* [Work to complete]: Find the lines holding the word "Режим" and collect them.

[START OF Data entries]

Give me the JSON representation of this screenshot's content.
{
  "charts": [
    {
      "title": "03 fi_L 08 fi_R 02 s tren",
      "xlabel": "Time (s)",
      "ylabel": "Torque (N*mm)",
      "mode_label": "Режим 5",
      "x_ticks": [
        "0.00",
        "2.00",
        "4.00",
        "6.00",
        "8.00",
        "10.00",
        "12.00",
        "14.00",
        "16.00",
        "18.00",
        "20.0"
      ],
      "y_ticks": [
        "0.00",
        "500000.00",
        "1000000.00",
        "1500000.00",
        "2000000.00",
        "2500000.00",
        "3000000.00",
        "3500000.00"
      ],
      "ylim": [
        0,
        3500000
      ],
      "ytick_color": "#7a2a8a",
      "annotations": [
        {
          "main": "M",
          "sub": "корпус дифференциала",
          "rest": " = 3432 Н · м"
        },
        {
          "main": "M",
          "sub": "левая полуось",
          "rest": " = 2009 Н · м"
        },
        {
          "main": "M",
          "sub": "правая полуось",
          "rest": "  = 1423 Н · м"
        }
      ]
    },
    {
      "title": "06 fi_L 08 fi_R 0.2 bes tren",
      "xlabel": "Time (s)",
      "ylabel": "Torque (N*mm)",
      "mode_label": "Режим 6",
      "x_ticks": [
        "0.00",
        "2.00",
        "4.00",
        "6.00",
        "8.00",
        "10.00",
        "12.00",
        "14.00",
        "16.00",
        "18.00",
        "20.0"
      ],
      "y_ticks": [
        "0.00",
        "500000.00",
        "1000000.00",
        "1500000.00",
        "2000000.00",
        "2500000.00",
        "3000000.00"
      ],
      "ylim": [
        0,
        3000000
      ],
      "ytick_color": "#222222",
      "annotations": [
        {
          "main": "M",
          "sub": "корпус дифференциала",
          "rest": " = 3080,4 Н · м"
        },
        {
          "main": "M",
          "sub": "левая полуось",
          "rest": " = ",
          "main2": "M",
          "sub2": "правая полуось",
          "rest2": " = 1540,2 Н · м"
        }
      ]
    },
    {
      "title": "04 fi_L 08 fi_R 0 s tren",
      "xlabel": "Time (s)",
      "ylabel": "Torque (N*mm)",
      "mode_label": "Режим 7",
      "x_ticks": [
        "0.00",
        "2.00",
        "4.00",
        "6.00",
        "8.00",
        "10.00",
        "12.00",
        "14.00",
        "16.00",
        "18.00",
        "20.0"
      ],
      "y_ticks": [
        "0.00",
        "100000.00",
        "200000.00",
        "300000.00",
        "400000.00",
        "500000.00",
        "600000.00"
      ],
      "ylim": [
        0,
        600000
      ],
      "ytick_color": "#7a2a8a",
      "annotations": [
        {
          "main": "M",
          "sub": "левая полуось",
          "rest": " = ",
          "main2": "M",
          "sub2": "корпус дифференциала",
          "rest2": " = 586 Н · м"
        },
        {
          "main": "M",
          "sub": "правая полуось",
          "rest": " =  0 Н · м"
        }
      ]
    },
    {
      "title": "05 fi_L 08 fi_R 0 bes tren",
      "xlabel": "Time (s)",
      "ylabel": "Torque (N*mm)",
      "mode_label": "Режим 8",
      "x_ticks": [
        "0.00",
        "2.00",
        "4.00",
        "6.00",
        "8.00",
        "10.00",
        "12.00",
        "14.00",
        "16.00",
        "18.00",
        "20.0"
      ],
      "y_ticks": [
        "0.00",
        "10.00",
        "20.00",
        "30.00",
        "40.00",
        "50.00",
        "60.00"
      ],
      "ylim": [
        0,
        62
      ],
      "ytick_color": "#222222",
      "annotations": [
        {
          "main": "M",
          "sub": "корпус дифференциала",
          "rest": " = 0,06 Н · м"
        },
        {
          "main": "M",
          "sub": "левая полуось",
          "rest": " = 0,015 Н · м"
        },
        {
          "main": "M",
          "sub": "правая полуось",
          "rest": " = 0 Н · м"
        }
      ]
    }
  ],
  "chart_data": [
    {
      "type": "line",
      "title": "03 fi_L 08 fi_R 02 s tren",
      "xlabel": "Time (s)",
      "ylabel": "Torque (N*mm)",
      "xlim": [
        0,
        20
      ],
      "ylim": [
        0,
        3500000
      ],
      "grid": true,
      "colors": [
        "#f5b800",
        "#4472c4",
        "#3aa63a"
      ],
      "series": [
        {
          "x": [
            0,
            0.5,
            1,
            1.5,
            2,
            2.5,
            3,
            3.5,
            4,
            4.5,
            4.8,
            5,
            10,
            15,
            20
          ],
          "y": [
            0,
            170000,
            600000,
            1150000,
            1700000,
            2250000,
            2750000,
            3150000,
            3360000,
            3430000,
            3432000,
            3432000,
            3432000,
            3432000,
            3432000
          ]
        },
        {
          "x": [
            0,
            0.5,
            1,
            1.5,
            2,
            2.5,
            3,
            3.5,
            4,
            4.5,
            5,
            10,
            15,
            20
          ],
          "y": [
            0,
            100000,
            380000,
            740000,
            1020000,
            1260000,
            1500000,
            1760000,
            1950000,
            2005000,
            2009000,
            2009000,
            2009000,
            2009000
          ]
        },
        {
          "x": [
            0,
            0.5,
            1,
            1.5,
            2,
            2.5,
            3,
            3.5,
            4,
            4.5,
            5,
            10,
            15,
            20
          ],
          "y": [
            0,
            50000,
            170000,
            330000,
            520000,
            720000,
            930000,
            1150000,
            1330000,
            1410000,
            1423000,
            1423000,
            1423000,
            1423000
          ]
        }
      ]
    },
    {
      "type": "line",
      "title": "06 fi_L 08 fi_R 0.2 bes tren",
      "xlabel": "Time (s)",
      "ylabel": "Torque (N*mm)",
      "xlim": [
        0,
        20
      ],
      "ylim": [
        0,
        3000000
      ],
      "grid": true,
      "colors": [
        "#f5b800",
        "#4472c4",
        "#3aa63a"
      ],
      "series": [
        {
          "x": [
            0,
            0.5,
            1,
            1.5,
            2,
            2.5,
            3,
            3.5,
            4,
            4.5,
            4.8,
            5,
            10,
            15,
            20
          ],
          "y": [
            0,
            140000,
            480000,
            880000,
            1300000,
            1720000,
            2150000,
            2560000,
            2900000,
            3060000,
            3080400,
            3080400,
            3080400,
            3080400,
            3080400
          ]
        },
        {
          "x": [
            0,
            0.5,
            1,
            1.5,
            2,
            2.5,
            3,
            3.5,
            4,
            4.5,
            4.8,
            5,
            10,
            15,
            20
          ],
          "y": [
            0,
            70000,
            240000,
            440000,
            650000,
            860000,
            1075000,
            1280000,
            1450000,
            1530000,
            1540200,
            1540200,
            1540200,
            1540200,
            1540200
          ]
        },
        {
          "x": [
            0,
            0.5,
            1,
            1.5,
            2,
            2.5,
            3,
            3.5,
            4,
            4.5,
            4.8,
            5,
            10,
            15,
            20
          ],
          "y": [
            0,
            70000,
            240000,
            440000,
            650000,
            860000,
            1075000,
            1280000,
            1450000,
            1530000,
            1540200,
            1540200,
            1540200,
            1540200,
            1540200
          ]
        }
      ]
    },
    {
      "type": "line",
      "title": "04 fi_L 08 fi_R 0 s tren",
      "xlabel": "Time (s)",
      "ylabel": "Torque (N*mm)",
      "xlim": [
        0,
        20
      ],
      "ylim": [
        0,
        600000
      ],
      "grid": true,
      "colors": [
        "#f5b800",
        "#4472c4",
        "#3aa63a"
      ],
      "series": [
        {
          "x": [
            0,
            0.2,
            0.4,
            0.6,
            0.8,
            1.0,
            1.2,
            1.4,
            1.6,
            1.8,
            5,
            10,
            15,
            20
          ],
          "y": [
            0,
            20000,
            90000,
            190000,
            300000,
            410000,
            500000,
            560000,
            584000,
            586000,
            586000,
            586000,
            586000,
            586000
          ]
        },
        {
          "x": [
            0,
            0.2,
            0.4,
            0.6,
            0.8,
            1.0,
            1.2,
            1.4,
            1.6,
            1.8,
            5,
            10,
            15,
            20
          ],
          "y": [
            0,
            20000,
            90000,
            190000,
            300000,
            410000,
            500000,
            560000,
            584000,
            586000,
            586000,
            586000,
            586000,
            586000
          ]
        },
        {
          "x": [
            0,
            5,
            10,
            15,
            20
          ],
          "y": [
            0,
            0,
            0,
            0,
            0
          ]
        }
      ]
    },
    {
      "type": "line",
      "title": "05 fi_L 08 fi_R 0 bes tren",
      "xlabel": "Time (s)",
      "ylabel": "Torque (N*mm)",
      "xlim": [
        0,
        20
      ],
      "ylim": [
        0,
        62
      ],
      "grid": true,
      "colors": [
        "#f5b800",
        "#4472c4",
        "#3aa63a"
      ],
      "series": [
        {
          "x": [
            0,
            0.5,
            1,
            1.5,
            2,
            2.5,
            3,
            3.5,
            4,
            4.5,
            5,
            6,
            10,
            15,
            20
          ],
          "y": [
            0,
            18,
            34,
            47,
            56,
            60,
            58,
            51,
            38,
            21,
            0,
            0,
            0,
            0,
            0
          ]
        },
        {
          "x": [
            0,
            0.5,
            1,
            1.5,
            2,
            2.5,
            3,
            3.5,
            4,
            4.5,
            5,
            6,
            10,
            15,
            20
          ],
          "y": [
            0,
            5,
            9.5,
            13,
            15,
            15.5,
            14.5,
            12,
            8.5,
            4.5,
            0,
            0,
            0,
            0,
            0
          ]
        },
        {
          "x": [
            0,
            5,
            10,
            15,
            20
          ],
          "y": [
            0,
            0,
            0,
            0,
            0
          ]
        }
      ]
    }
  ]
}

[END OF Data entries]

* [Solution for this task]:
      "mode_label": "Режим 5",
      "mode_label": "Режим 6",
      "mode_label": "Режим 7",
      "mode_label": "Режим 8",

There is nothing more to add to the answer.